#### Objective:
Only the number is wanted: how many lines contain the word "your"?

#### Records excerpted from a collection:

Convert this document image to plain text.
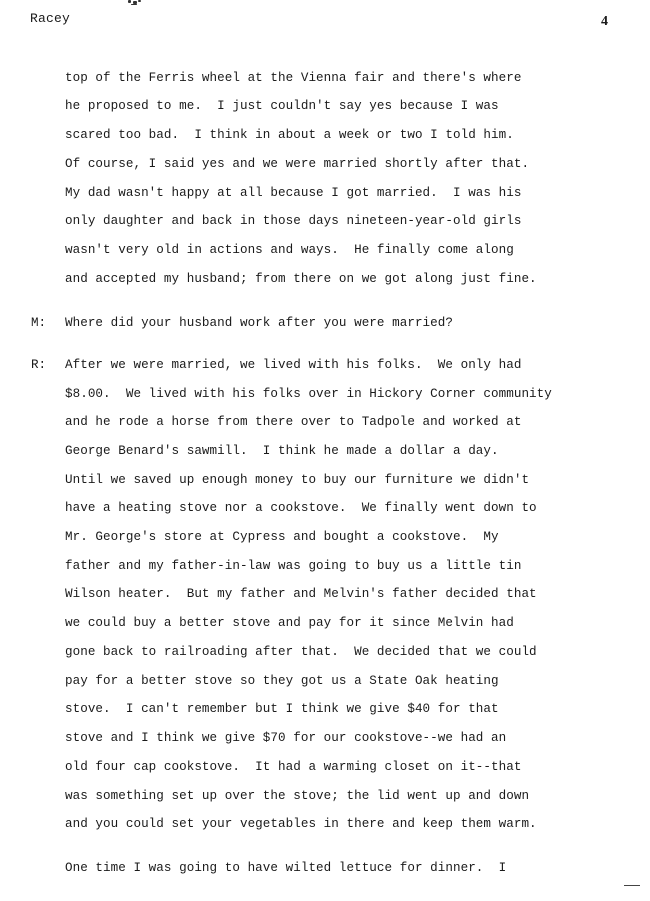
Racey	4
top of the Ferris wheel at the Vienna fair and there's where
he proposed to me.  I just couldn't say yes because I was
scared too bad.  I think in about a week or two I told him.
Of course, I said yes and we were married shortly after that.
My dad wasn't happy at all because I got married.  I was his
only daughter and back in those days nineteen-year-old girls
wasn't very old in actions and ways.  He finally come along
and accepted my husband; from there on we got along just fine.
M: Where did your husband work after you were married?
R: After we were married, we lived with his folks.  We only had
$8.00.  We lived with his folks over in Hickory Corner community
and he rode a horse from there over to Tadpole and worked at
George Benard's sawmill.  I think he made a dollar a day.
Until we saved up enough money to buy our furniture we didn't
have a heating stove nor a cookstove.  We finally went down to
Mr. George's store at Cypress and bought a cookstove.  My
father and my father-in-law was going to buy us a little tin
Wilson heater.  But my father and Melvin's father decided that
we could buy a better stove and pay for it since Melvin had
gone back to railroading after that.  We decided that we could
pay for a better stove so they got us a State Oak heating
stove.  I can't remember but I think we give $40 for that
stove and I think we give $70 for our cookstove--we had an
old four cap cookstove.  It had a warming closet on it--that
was something set up over the stove; the lid went up and down
and you could set your vegetables in there and keep them warm.
One time I was going to have wilted lettuce for dinner.  I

#### Exercise output:
2